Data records
# # # #

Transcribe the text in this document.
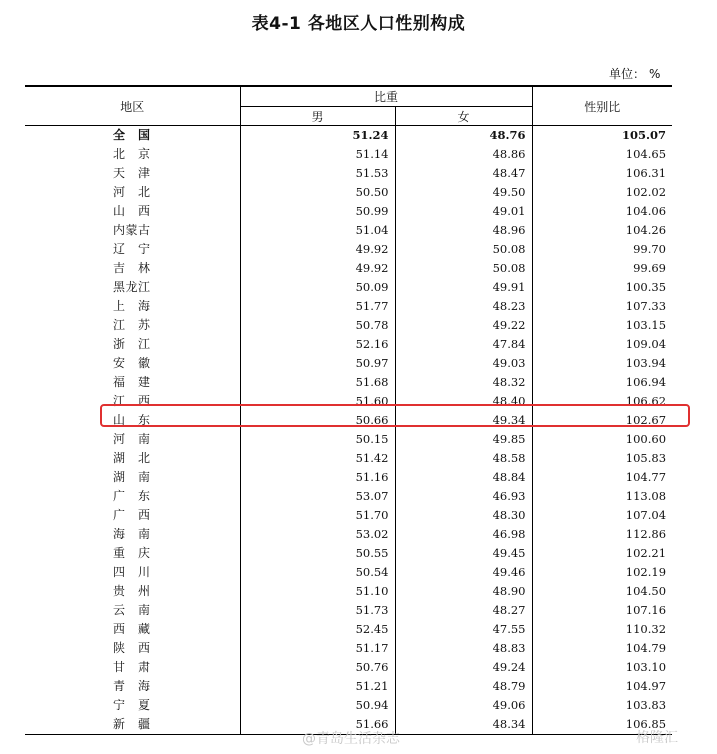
表4-1 各地区人口性别构成
单位： %
地区	比重		性别比
	男	女	
全　国	51.24	48.76	105.07
北　京	51.14	48.86	104.65
天　津	51.53	48.47	106.31
河　北	50.50	49.50	102.02
山　西	50.99	49.01	104.06
内蒙古	51.04	48.96	104.26
辽　宁	49.92	50.08	99.70
吉　林	49.92	50.08	99.69
黑龙江	50.09	49.91	100.35
上　海	51.77	48.23	107.33
江　苏	50.78	49.22	103.15
浙　江	52.16	47.84	109.04
安　徽	50.97	49.03	103.94
福　建	51.68	48.32	106.94
江　西	51.60	48.40	106.62
山　东	50.66	49.34	102.67
河　南	50.15	49.85	100.60
湖　北	51.42	48.58	105.83
湖　南	51.16	48.84	104.77
广　东	53.07	46.93	113.08
广　西	51.70	48.30	107.04
海　南	53.02	46.98	112.86
重　庆	50.55	49.45	102.21
四　川	50.54	49.46	102.19
贵　州	51.10	48.90	104.50
云　南	51.73	48.27	107.16
西　藏	52.45	47.55	110.32
陕　西	51.17	48.83	104.79
甘　肃	50.76	49.24	103.10
青　海	51.21	48.79	104.97
宁　夏	50.94	49.06	103.83
新　疆	51.66	48.34	106.85
@青岛生活杂志	格隆汇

# # # #

WHAT TO PRODUCE.
Write out every entry again word for word, without any of the pictures.

EXERCISE RESULT.
Transcribe the text in this document.
表4-1 各地区人口性别构成
单位： %
地区	比重		性别比
	男	女	
全　国	51.24	48.76	105.07
北　京	51.14	48.86	104.65
天　津	51.53	48.47	106.31
河　北	50.50	49.50	102.02
山　西	50.99	49.01	104.06
内蒙古	51.04	48.96	104.26
辽　宁	49.92	50.08	99.70
吉　林	49.92	50.08	99.69
黑龙江	50.09	49.91	100.35
上　海	51.77	48.23	107.33
江　苏	50.78	49.22	103.15
浙　江	52.16	47.84	109.04
安　徽	50.97	49.03	103.94
福　建	51.68	48.32	106.94
江　西	51.60	48.40	106.62
山　东	50.66	49.34	102.67
河　南	50.15	49.85	100.60
湖　北	51.42	48.58	105.83
湖　南	51.16	48.84	104.77
广　东	53.07	46.93	113.08
广　西	51.70	48.30	107.04
海　南	53.02	46.98	112.86
重　庆	50.55	49.45	102.21
四　川	50.54	49.46	102.19
贵　州	51.10	48.90	104.50
云　南	51.73	48.27	107.16
西　藏	52.45	47.55	110.32
陕　西	51.17	48.83	104.79
甘　肃	50.76	49.24	103.10
青　海	51.21	48.79	104.97
宁　夏	50.94	49.06	103.83
新　疆	51.66	48.34	106.85
@青岛生活杂志	格隆汇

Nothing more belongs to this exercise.